* **What you have to do**: Locate the word "JSON" in the material, then show every line that holds it.

* **Supplied material**:

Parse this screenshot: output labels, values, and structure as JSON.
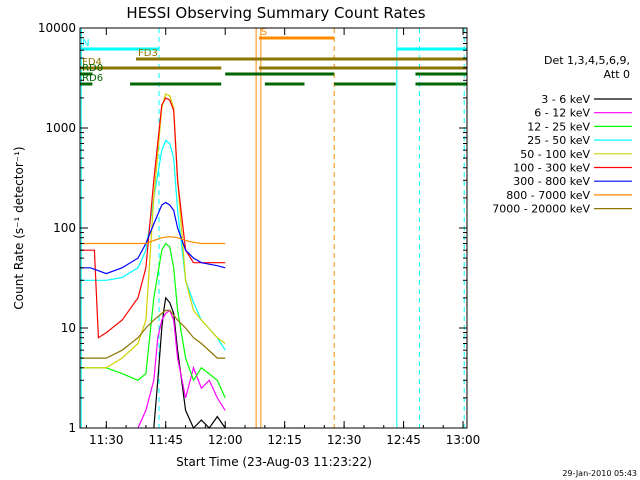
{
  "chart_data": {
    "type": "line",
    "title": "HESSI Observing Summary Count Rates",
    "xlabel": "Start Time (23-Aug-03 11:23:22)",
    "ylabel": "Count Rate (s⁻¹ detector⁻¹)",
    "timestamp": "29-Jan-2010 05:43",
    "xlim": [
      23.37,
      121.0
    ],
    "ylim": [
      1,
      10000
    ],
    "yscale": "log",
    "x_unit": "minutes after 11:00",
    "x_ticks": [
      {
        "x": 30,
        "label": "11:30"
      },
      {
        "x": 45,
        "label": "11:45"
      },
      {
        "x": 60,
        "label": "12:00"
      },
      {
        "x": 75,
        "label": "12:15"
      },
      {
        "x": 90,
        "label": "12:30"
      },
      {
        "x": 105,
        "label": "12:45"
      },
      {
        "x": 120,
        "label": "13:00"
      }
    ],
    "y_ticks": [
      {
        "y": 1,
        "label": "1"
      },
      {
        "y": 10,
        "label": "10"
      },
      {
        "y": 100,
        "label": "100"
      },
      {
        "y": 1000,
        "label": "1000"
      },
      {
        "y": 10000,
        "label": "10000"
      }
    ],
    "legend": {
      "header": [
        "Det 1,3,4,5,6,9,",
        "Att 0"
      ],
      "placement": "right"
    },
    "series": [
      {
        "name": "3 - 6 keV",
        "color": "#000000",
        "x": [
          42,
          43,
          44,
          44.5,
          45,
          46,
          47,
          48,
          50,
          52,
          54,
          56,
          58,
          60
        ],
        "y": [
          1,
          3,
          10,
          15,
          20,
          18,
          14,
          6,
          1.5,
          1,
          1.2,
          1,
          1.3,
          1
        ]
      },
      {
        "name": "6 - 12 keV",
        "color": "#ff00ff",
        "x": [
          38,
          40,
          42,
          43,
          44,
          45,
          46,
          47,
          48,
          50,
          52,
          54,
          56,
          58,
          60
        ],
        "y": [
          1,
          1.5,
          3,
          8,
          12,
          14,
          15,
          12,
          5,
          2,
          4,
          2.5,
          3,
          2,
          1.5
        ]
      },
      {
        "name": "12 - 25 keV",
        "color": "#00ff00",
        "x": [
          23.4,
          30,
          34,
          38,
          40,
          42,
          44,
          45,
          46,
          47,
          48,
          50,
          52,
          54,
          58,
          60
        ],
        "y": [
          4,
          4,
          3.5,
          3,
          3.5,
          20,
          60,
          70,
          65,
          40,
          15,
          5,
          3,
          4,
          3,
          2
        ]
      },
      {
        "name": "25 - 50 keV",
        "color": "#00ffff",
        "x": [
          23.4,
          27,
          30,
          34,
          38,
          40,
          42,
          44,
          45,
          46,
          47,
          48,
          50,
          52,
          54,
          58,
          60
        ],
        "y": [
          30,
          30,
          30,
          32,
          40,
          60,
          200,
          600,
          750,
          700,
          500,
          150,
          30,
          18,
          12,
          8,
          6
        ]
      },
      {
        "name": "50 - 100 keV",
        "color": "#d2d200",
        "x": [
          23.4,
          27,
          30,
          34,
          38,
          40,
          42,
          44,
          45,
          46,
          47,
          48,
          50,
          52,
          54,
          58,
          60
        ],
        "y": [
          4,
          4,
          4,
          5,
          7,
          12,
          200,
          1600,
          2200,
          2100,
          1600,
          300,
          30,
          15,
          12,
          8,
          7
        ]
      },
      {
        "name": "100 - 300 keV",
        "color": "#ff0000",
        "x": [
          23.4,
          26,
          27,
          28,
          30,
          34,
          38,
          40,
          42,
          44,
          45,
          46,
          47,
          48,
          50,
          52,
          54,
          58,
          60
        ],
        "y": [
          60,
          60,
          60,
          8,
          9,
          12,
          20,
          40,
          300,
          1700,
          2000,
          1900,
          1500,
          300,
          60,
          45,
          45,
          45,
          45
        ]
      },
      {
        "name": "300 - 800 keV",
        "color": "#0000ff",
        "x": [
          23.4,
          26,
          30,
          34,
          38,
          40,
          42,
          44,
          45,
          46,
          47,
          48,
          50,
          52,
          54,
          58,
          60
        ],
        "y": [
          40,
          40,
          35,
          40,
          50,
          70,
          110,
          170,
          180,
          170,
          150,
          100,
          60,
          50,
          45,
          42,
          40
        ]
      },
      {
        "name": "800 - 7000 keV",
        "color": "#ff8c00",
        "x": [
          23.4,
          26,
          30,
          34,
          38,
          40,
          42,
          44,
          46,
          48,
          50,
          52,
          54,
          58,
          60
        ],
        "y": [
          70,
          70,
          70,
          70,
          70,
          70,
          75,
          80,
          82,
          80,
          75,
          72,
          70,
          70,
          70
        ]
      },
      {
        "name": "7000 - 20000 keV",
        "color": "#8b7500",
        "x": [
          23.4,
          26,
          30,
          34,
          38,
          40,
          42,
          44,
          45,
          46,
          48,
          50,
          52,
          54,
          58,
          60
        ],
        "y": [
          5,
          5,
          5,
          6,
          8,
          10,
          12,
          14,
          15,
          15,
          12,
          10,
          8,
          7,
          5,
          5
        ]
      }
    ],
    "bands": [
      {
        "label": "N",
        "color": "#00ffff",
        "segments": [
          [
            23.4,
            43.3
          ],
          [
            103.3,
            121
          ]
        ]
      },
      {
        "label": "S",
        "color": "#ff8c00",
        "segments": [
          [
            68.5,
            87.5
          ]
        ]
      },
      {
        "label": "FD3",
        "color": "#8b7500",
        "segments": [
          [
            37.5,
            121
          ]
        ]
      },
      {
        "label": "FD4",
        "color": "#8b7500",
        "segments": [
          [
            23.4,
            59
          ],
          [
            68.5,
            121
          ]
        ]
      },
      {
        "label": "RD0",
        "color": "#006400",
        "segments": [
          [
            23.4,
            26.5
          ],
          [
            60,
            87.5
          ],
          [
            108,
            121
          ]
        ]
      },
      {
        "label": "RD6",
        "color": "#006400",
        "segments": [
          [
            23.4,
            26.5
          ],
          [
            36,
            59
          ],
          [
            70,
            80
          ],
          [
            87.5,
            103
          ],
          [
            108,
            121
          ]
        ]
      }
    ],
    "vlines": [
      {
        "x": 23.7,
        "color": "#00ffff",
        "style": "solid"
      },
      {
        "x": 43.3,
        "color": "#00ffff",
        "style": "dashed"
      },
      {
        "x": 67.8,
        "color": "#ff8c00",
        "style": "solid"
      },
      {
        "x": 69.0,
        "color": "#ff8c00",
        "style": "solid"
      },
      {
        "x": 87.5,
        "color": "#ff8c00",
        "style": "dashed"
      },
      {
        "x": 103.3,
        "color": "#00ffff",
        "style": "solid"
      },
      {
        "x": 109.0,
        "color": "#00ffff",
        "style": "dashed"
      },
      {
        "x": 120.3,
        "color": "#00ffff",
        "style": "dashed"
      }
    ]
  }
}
* * *
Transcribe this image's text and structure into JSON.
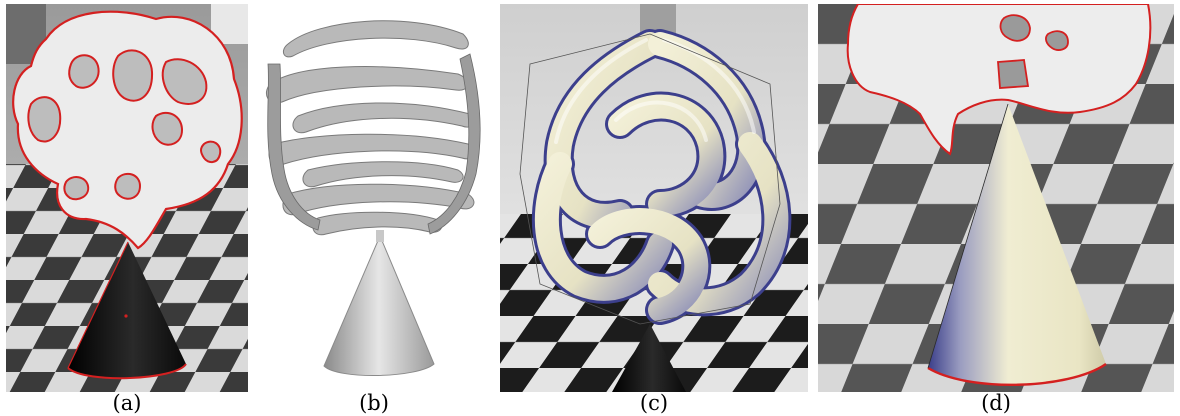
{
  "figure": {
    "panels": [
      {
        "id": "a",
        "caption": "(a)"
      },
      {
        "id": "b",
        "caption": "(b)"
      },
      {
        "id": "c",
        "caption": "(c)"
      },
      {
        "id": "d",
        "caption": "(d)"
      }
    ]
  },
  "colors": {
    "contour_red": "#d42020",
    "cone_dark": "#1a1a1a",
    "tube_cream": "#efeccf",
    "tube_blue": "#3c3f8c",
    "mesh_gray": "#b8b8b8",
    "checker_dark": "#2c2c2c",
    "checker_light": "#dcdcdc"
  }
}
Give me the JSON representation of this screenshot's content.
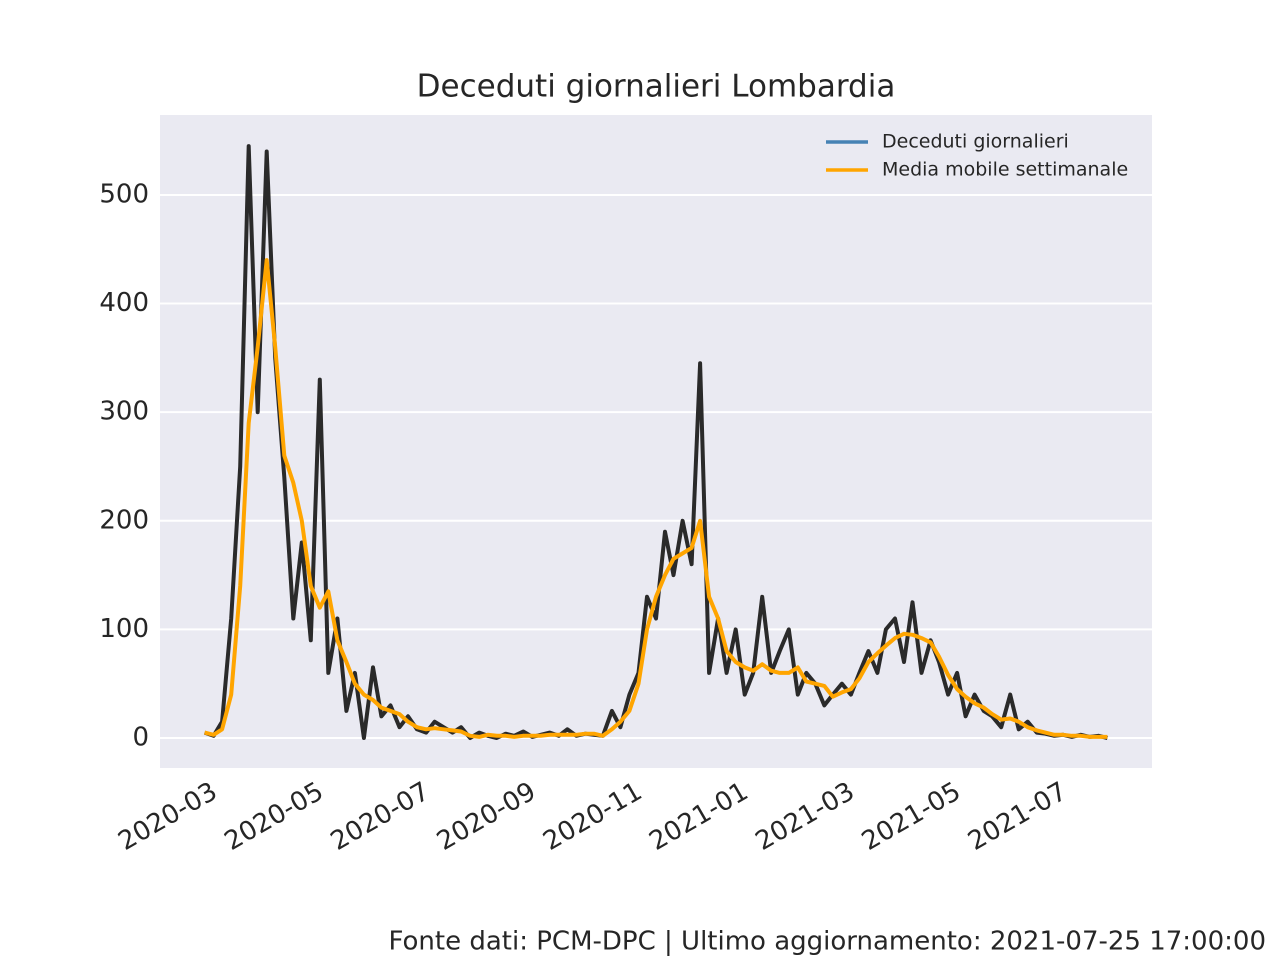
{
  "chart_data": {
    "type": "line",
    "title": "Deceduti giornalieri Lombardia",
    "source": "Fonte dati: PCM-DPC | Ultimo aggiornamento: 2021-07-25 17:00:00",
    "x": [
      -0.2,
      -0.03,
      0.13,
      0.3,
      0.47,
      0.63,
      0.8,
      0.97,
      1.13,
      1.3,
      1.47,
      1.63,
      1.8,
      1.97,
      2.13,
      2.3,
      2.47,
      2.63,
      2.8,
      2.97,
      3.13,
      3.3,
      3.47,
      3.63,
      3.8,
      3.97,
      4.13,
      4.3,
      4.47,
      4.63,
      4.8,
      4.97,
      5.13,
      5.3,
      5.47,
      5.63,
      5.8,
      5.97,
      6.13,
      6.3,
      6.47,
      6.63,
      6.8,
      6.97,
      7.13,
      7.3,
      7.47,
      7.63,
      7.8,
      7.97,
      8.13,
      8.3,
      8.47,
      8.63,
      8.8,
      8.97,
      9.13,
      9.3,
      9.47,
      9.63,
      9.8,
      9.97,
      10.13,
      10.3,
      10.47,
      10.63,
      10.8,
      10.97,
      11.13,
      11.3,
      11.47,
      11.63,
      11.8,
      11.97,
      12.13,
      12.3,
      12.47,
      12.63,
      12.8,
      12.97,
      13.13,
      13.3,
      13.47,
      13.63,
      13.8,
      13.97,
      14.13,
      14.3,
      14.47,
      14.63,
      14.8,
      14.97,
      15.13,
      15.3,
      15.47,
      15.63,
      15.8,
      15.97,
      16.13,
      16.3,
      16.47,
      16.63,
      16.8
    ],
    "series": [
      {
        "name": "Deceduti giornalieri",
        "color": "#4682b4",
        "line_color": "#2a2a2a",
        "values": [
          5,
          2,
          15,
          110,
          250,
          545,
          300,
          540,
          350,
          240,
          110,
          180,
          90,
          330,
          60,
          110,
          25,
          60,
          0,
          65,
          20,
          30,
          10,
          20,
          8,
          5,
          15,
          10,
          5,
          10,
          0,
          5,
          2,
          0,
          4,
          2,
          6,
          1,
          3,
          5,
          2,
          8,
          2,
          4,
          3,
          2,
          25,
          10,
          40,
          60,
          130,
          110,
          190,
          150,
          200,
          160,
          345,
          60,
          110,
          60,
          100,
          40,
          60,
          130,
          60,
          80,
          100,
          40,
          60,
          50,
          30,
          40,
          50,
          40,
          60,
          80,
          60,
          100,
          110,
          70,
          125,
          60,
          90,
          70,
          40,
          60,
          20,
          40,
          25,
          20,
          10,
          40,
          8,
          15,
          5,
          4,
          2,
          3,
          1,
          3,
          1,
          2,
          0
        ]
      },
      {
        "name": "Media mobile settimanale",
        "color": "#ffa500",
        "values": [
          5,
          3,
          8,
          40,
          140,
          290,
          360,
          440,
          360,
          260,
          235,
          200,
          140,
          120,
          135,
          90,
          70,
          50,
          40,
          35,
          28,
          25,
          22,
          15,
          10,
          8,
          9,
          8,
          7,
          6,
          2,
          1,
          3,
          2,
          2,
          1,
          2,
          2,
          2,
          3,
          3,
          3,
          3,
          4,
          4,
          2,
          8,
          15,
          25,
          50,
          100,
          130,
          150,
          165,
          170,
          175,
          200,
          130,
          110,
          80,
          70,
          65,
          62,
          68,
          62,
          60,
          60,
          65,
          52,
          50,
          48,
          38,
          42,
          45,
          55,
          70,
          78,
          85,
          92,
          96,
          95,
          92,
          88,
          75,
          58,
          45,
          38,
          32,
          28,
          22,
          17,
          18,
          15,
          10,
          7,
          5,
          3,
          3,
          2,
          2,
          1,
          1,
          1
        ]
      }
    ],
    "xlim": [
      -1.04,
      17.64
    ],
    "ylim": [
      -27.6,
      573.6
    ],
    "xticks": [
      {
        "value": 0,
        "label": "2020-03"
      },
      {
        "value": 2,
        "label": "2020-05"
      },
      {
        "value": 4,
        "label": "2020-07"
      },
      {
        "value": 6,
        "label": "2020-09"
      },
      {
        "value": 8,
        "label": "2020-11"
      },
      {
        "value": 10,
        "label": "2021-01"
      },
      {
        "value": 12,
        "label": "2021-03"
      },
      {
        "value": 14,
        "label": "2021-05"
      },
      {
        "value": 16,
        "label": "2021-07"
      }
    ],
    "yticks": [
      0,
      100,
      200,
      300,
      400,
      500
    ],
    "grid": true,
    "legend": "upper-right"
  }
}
---
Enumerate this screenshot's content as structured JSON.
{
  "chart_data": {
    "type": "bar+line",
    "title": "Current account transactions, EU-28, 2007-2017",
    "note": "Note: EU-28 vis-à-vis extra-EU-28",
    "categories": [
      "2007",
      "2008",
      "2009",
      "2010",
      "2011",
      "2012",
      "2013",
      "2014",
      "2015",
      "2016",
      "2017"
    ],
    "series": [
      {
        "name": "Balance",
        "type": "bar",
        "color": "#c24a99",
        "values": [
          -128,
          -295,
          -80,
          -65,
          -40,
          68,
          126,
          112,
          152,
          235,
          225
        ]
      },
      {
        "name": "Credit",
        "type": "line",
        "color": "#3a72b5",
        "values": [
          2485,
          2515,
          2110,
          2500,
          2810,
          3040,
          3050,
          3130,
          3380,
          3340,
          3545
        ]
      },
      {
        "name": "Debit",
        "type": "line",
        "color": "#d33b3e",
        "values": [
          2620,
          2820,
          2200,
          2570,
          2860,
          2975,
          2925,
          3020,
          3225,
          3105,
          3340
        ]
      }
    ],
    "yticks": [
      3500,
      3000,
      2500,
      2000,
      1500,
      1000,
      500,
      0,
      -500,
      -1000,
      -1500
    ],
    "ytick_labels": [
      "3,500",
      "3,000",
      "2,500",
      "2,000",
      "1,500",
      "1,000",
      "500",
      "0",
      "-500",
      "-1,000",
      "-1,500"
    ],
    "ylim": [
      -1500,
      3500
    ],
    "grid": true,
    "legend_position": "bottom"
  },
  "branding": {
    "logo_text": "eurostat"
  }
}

* **Result for this exercise**:
Parse this screenshot: output labels, values, and structure as JSON.
Transcribe this image's text and structure into JSON.
Give me the JSON representation of this screenshot's content.
Enumerate this screenshot's content as structured JSON.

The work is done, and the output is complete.